# Task objective:
Every line of the material below should be repeated exactly.

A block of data
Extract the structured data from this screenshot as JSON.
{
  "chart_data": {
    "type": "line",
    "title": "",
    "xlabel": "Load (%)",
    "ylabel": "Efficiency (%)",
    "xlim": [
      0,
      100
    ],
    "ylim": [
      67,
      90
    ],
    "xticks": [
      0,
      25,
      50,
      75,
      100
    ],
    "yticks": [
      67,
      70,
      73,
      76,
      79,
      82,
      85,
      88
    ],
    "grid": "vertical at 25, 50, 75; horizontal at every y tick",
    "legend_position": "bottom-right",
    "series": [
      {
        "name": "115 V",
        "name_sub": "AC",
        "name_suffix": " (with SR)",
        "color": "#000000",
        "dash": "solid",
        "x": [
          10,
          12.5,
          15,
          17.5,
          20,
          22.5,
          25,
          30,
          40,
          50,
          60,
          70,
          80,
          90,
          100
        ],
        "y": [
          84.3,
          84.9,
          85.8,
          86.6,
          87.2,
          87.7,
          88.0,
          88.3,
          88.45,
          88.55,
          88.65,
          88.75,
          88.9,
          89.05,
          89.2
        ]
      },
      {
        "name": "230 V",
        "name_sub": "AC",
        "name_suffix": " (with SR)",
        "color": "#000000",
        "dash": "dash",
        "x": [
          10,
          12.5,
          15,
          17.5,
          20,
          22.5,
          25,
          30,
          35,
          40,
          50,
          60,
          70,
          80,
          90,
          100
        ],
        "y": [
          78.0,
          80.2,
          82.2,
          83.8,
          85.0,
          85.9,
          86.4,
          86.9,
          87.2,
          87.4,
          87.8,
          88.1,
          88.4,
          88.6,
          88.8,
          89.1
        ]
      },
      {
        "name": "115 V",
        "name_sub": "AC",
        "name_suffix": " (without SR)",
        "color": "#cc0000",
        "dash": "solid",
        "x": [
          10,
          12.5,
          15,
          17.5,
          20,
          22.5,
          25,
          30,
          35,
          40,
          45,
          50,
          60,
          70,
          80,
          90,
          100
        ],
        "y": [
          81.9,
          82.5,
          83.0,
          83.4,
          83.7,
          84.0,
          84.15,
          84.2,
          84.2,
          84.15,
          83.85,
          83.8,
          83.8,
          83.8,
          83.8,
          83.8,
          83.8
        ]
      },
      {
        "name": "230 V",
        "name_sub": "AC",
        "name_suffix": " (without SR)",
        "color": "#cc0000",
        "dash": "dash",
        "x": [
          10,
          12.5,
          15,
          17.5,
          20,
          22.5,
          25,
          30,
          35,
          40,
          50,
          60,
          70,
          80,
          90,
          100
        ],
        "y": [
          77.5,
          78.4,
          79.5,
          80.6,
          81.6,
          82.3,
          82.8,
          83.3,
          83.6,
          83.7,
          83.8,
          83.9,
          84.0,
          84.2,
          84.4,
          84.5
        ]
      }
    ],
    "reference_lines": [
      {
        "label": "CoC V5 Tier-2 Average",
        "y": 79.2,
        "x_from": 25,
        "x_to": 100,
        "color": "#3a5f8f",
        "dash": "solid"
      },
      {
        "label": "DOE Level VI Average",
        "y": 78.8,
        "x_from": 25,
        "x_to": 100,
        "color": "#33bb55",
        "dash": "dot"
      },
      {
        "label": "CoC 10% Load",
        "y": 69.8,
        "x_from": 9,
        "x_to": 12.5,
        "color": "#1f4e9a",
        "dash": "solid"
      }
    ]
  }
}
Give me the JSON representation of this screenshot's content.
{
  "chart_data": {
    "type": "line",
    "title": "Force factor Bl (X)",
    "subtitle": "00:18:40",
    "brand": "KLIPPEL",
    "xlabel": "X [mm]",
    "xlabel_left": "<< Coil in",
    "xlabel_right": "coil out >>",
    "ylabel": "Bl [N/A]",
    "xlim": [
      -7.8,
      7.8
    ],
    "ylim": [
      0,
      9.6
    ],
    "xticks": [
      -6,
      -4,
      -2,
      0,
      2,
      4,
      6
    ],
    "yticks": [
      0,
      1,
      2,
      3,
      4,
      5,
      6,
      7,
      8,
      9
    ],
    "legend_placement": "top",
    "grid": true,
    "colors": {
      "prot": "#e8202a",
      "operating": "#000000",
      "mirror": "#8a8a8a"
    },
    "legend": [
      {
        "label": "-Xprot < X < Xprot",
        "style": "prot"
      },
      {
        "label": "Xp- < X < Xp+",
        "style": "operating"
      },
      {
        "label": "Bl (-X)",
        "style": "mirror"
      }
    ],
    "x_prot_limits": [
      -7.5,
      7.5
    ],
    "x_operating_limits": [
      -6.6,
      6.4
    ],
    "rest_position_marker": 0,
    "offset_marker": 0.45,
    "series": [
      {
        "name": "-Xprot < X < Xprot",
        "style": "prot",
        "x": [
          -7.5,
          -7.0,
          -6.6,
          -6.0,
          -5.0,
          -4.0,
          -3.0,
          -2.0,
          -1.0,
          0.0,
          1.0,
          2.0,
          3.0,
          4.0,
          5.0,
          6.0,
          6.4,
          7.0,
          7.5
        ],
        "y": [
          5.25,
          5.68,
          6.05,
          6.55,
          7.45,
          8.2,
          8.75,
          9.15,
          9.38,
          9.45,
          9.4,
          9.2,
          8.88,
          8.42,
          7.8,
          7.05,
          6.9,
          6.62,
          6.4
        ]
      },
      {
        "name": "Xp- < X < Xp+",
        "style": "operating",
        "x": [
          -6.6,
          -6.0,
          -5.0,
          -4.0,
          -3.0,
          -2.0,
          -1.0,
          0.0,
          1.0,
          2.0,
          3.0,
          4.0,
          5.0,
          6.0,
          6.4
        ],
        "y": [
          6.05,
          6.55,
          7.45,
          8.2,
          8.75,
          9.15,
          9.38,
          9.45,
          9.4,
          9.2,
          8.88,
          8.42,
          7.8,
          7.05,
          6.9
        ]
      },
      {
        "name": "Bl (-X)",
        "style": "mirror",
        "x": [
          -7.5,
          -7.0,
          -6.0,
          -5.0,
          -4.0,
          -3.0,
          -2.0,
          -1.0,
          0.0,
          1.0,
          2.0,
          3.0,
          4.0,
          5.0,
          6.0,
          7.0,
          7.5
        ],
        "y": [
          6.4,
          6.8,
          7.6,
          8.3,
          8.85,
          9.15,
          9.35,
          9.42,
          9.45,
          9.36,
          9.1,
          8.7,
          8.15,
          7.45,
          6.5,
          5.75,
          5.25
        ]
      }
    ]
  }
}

# Response for this exercise:
Extract the structured data from this screenshot as JSON.
{
  "chart_data": {
    "type": "line",
    "title": "",
    "xlabel": "Load (%)",
    "ylabel": "Efficiency (%)",
    "xlim": [
      0,
      100
    ],
    "ylim": [
      67,
      90
    ],
    "xticks": [
      0,
      25,
      50,
      75,
      100
    ],
    "yticks": [
      67,
      70,
      73,
      76,
      79,
      82,
      85,
      88
    ],
    "grid": "vertical at 25, 50, 75; horizontal at every y tick",
    "legend_position": "bottom-right",
    "series": [
      {
        "name": "115 V",
        "name_sub": "AC",
        "name_suffix": " (with SR)",
        "color": "#000000",
        "dash": "solid",
        "x": [
          10,
          12.5,
          15,
          17.5,
          20,
          22.5,
          25,
          30,
          40,
          50,
          60,
          70,
          80,
          90,
          100
        ],
        "y": [
          84.3,
          84.9,
          85.8,
          86.6,
          87.2,
          87.7,
          88.0,
          88.3,
          88.45,
          88.55,
          88.65,
          88.75,
          88.9,
          89.05,
          89.2
        ]
      },
      {
        "name": "230 V",
        "name_sub": "AC",
        "name_suffix": " (with SR)",
        "color": "#000000",
        "dash": "dash",
        "x": [
          10,
          12.5,
          15,
          17.5,
          20,
          22.5,
          25,
          30,
          35,
          40,
          50,
          60,
          70,
          80,
          90,
          100
        ],
        "y": [
          78.0,
          80.2,
          82.2,
          83.8,
          85.0,
          85.9,
          86.4,
          86.9,
          87.2,
          87.4,
          87.8,
          88.1,
          88.4,
          88.6,
          88.8,
          89.1
        ]
      },
      {
        "name": "115 V",
        "name_sub": "AC",
        "name_suffix": " (without SR)",
        "color": "#cc0000",
        "dash": "solid",
        "x": [
          10,
          12.5,
          15,
          17.5,
          20,
          22.5,
          25,
          30,
          35,
          40,
          45,
          50,
          60,
          70,
          80,
          90,
          100
        ],
        "y": [
          81.9,
          82.5,
          83.0,
          83.4,
          83.7,
          84.0,
          84.15,
          84.2,
          84.2,
          84.15,
          83.85,
          83.8,
          83.8,
          83.8,
          83.8,
          83.8,
          83.8
        ]
      },
      {
        "name": "230 V",
        "name_sub": "AC",
        "name_suffix": " (without SR)",
        "color": "#cc0000",
        "dash": "dash",
        "x": [
          10,
          12.5,
          15,
          17.5,
          20,
          22.5,
          25,
          30,
          35,
          40,
          50,
          60,
          70,
          80,
          90,
          100
        ],
        "y": [
          77.5,
          78.4,
          79.5,
          80.6,
          81.6,
          82.3,
          82.8,
          83.3,
          83.6,
          83.7,
          83.8,
          83.9,
          84.0,
          84.2,
          84.4,
          84.5
        ]
      }
    ],
    "reference_lines": [
      {
        "label": "CoC V5 Tier-2 Average",
        "y": 79.2,
        "x_from": 25,
        "x_to": 100,
        "color": "#3a5f8f",
        "dash": "solid"
      },
      {
        "label": "DOE Level VI Average",
        "y": 78.8,
        "x_from": 25,
        "x_to": 100,
        "color": "#33bb55",
        "dash": "dot"
      },
      {
        "label": "CoC 10% Load",
        "y": 69.8,
        "x_from": 9,
        "x_to": 12.5,
        "color": "#1f4e9a",
        "dash": "solid"
      }
    ]
  }
}
Give me the JSON representation of this screenshot's content.
{
  "chart_data": {
    "type": "line",
    "title": "Force factor Bl (X)",
    "subtitle": "00:18:40",
    "brand": "KLIPPEL",
    "xlabel": "X [mm]",
    "xlabel_left": "<< Coil in",
    "xlabel_right": "coil out >>",
    "ylabel": "Bl [N/A]",
    "xlim": [
      -7.8,
      7.8
    ],
    "ylim": [
      0,
      9.6
    ],
    "xticks": [
      -6,
      -4,
      -2,
      0,
      2,
      4,
      6
    ],
    "yticks": [
      0,
      1,
      2,
      3,
      4,
      5,
      6,
      7,
      8,
      9
    ],
    "legend_placement": "top",
    "grid": true,
    "colors": {
      "prot": "#e8202a",
      "operating": "#000000",
      "mirror": "#8a8a8a"
    },
    "legend": [
      {
        "label": "-Xprot < X < Xprot",
        "style": "prot"
      },
      {
        "label": "Xp- < X < Xp+",
        "style": "operating"
      },
      {
        "label": "Bl (-X)",
        "style": "mirror"
      }
    ],
    "x_prot_limits": [
      -7.5,
      7.5
    ],
    "x_operating_limits": [
      -6.6,
      6.4
    ],
    "rest_position_marker": 0,
    "offset_marker": 0.45,
    "series": [
      {
        "name": "-Xprot < X < Xprot",
        "style": "prot",
        "x": [
          -7.5,
          -7.0,
          -6.6,
          -6.0,
          -5.0,
          -4.0,
          -3.0,
          -2.0,
          -1.0,
          0.0,
          1.0,
          2.0,
          3.0,
          4.0,
          5.0,
          6.0,
          6.4,
          7.0,
          7.5
        ],
        "y": [
          5.25,
          5.68,
          6.05,
          6.55,
          7.45,
          8.2,
          8.75,
          9.15,
          9.38,
          9.45,
          9.4,
          9.2,
          8.88,
          8.42,
          7.8,
          7.05,
          6.9,
          6.62,
          6.4
        ]
      },
      {
        "name": "Xp- < X < Xp+",
        "style": "operating",
        "x": [
          -6.6,
          -6.0,
          -5.0,
          -4.0,
          -3.0,
          -2.0,
          -1.0,
          0.0,
          1.0,
          2.0,
          3.0,
          4.0,
          5.0,
          6.0,
          6.4
        ],
        "y": [
          6.05,
          6.55,
          7.45,
          8.2,
          8.75,
          9.15,
          9.38,
          9.45,
          9.4,
          9.2,
          8.88,
          8.42,
          7.8,
          7.05,
          6.9
        ]
      },
      {
        "name": "Bl (-X)",
        "style": "mirror",
        "x": [
          -7.5,
          -7.0,
          -6.0,
          -5.0,
          -4.0,
          -3.0,
          -2.0,
          -1.0,
          0.0,
          1.0,
          2.0,
          3.0,
          4.0,
          5.0,
          6.0,
          7.0,
          7.5
        ],
        "y": [
          6.4,
          6.8,
          7.6,
          8.3,
          8.85,
          9.15,
          9.35,
          9.42,
          9.45,
          9.36,
          9.1,
          8.7,
          8.15,
          7.45,
          6.5,
          5.75,
          5.25
        ]
      }
    ]
  }
}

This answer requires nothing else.